Tujuan —
Salin ulang tanpa perubahan baris-baris yang dimulai dari baris berisi "product-photo — [508, 422, 726, 640]" hingga baris berisi "service-icon[interactable]: ⊞ — [604, 373, 621, 389]", termasuk kedua baris tersebut.
***
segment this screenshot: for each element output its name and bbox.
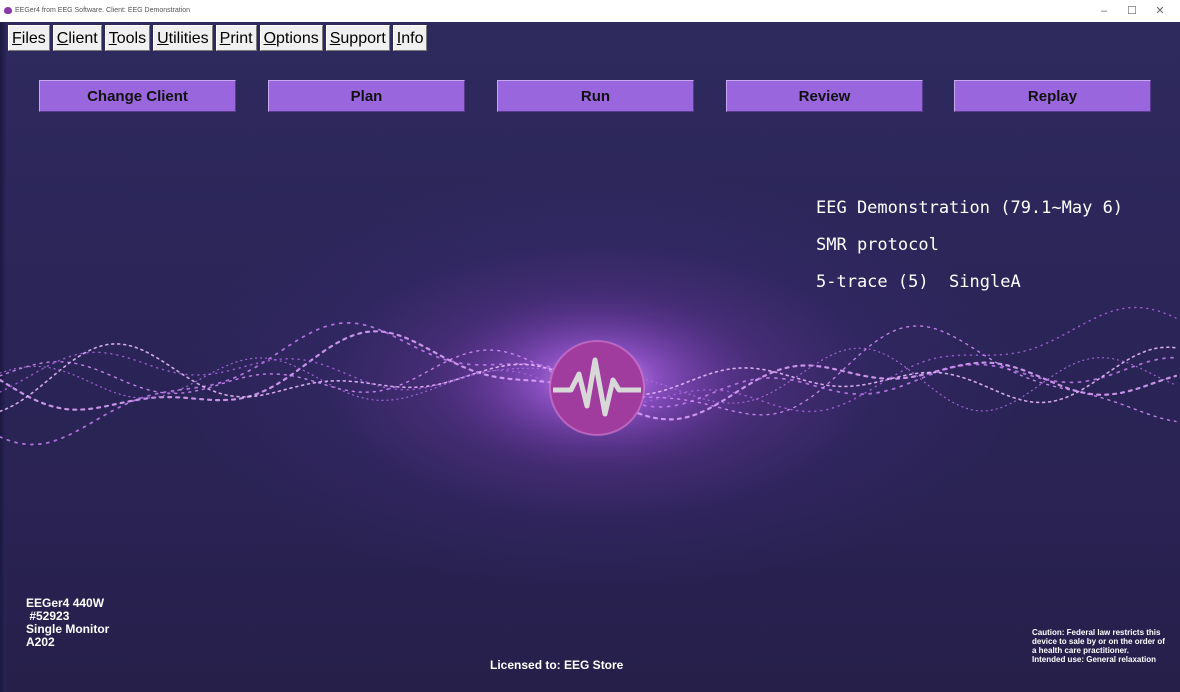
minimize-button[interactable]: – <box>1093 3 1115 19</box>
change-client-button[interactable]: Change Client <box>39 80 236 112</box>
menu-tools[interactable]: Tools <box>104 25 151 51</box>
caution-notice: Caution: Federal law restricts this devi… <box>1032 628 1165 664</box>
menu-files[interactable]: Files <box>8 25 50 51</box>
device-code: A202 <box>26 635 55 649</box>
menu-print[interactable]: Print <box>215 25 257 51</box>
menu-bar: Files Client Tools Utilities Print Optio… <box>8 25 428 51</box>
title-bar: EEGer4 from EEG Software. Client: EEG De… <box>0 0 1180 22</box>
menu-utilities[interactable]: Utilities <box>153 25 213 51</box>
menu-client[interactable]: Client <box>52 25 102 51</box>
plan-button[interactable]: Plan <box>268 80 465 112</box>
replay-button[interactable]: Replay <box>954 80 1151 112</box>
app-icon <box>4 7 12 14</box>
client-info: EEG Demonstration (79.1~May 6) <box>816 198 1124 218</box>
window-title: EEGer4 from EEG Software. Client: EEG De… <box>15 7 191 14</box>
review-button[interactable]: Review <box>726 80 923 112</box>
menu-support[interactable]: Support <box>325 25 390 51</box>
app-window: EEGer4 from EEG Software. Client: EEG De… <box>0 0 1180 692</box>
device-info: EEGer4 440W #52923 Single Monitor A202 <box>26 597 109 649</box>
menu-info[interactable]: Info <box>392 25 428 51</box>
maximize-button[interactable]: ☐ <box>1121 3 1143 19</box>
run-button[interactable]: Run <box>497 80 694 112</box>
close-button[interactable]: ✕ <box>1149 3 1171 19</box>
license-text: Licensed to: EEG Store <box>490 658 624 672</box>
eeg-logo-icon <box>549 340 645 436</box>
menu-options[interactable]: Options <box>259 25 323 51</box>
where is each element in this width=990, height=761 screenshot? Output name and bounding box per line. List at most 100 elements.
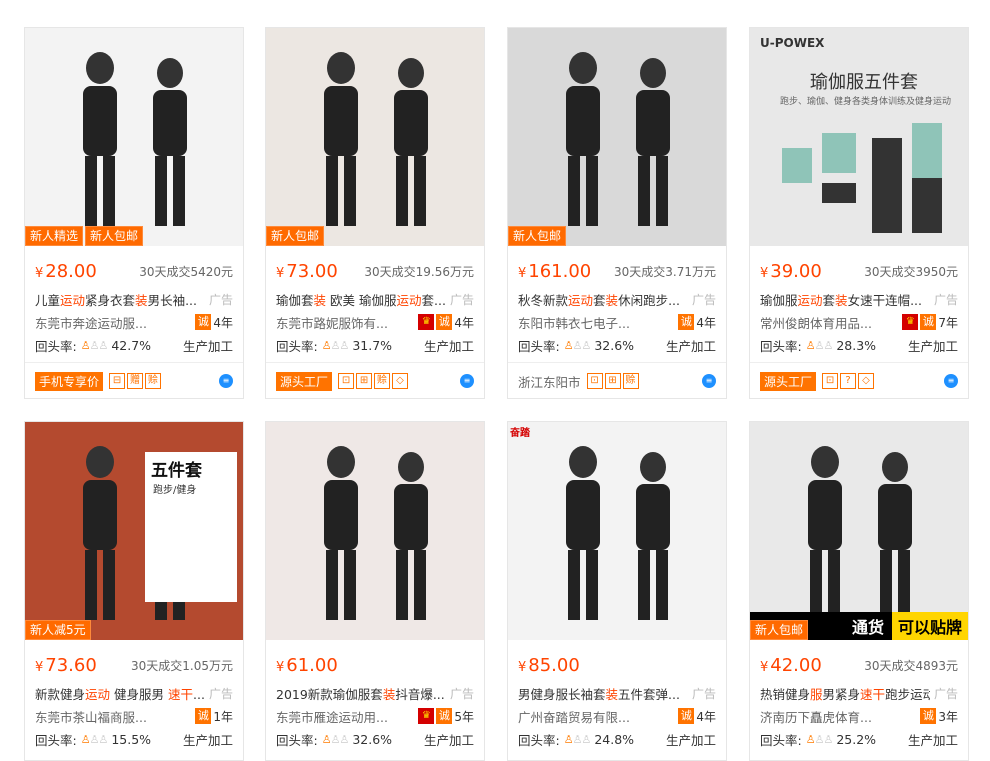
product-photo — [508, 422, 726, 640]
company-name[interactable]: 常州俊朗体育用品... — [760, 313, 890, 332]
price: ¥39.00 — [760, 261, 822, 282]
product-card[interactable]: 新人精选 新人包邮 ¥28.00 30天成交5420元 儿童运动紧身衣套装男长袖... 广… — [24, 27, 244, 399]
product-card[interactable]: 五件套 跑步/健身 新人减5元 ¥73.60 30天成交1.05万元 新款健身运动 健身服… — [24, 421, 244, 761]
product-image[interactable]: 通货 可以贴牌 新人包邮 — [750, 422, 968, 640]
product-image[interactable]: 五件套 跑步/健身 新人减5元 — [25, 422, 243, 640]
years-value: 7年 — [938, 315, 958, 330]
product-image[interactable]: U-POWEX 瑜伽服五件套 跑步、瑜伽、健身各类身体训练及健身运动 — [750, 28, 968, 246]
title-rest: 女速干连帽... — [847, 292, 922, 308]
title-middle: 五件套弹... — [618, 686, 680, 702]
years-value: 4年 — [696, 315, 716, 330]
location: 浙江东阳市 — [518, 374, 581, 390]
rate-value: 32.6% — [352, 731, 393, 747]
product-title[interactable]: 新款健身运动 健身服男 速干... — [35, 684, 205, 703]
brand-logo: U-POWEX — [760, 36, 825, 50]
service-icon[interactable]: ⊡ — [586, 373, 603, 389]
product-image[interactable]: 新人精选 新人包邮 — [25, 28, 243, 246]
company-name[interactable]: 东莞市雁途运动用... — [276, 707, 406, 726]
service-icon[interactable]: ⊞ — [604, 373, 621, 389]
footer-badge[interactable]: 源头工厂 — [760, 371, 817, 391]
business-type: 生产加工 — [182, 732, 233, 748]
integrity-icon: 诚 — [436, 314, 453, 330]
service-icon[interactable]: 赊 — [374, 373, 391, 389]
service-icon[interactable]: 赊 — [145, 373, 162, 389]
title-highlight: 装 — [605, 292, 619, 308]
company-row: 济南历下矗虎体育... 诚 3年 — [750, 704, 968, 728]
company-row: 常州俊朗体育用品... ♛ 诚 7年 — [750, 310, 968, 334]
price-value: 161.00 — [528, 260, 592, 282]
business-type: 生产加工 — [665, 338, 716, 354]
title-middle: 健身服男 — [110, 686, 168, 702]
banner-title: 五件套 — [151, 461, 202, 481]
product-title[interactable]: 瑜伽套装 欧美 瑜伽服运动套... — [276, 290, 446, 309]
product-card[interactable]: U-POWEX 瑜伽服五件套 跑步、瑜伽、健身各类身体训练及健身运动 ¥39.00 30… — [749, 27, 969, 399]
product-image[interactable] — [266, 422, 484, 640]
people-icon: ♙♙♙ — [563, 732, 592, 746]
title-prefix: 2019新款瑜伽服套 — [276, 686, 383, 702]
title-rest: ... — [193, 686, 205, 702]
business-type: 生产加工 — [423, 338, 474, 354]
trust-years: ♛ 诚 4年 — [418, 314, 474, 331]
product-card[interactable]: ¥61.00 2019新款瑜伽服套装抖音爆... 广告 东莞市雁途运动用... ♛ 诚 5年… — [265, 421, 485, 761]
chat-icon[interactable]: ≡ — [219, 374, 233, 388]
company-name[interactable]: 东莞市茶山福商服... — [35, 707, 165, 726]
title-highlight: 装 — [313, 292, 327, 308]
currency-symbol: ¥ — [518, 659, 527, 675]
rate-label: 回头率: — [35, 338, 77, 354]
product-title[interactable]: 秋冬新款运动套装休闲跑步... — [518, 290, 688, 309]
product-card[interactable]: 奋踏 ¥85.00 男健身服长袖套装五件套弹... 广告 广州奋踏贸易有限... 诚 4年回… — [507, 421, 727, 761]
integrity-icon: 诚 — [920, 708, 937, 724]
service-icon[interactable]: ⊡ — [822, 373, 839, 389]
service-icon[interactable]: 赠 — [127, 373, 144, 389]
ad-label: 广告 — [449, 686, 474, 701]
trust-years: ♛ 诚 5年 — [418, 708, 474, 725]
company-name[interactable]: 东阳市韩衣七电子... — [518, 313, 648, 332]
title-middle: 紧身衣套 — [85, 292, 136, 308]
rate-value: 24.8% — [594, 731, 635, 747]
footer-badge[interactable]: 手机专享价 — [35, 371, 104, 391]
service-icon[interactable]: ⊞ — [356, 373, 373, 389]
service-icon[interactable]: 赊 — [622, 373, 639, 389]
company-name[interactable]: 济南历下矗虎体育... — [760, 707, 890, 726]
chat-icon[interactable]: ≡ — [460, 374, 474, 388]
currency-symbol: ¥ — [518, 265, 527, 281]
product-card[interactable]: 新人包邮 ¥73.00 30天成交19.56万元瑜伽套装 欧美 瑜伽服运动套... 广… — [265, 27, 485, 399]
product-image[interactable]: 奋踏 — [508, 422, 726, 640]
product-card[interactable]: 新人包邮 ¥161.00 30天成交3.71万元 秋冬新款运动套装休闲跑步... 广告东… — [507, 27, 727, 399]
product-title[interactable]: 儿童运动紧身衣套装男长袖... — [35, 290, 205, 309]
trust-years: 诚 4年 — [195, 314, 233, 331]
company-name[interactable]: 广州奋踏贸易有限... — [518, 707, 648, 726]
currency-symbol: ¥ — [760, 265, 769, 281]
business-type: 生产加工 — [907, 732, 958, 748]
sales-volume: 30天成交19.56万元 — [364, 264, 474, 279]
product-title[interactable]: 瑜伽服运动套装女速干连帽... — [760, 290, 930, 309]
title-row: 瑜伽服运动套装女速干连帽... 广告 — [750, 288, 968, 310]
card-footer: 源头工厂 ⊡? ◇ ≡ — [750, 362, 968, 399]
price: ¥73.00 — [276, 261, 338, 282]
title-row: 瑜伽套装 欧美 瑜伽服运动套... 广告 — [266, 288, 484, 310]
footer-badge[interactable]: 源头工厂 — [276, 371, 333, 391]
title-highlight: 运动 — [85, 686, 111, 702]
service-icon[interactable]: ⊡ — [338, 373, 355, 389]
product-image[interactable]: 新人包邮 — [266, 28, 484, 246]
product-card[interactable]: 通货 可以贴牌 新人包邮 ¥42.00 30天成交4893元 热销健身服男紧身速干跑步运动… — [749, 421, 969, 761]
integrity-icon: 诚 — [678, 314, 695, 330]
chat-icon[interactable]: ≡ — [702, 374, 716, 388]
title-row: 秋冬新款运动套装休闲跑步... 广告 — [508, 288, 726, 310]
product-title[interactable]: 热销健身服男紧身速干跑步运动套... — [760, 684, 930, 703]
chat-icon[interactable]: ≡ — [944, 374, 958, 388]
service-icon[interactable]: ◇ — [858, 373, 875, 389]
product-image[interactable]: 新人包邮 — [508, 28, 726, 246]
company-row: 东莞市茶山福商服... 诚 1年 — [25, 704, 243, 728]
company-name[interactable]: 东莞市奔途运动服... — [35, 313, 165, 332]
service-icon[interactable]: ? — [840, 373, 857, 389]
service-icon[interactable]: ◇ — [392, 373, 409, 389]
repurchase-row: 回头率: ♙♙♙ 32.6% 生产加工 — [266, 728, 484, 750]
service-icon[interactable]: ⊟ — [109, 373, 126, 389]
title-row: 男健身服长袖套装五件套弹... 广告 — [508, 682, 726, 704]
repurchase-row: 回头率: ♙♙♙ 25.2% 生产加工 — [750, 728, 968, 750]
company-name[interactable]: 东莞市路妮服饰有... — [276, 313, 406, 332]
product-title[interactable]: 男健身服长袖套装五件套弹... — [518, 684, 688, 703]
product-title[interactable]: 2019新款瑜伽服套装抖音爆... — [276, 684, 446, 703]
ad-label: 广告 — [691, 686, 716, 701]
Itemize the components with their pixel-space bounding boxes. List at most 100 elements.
***
Jawaban Latihan —
product-photo — [508, 422, 726, 640]
company-name[interactable]: 常州俊朗体育用品... — [760, 313, 890, 332]
price: ¥39.00 — [760, 261, 822, 282]
product-card[interactable]: 新人精选 新人包邮 ¥28.00 30天成交5420元 儿童运动紧身衣套装男长袖... 广… — [24, 27, 244, 399]
product-card[interactable]: 五件套 跑步/健身 新人减5元 ¥73.60 30天成交1.05万元 新款健身运动 健身服… — [24, 421, 244, 761]
product-image[interactable]: 通货 可以贴牌 新人包邮 — [750, 422, 968, 640]
product-image[interactable]: 五件套 跑步/健身 新人减5元 — [25, 422, 243, 640]
years-value: 7年 — [938, 315, 958, 330]
product-image[interactable]: U-POWEX 瑜伽服五件套 跑步、瑜伽、健身各类身体训练及健身运动 — [750, 28, 968, 246]
title-rest: 女速干连帽... — [847, 292, 922, 308]
title-middle: 五件套弹... — [618, 686, 680, 702]
years-value: 4年 — [696, 315, 716, 330]
location: 浙江东阳市 — [518, 374, 581, 390]
rate-value: 32.6% — [352, 731, 393, 747]
product-title[interactable]: 新款健身运动 健身服男 速干... — [35, 684, 205, 703]
brand-logo: U-POWEX — [760, 36, 825, 50]
service-icon[interactable]: ⊡ — [586, 373, 603, 389]
product-image[interactable]: 新人精选 新人包邮 — [25, 28, 243, 246]
company-name[interactable]: 东莞市雁途运动用... — [276, 707, 406, 726]
service-icon[interactable]: ⊞ — [604, 373, 621, 389]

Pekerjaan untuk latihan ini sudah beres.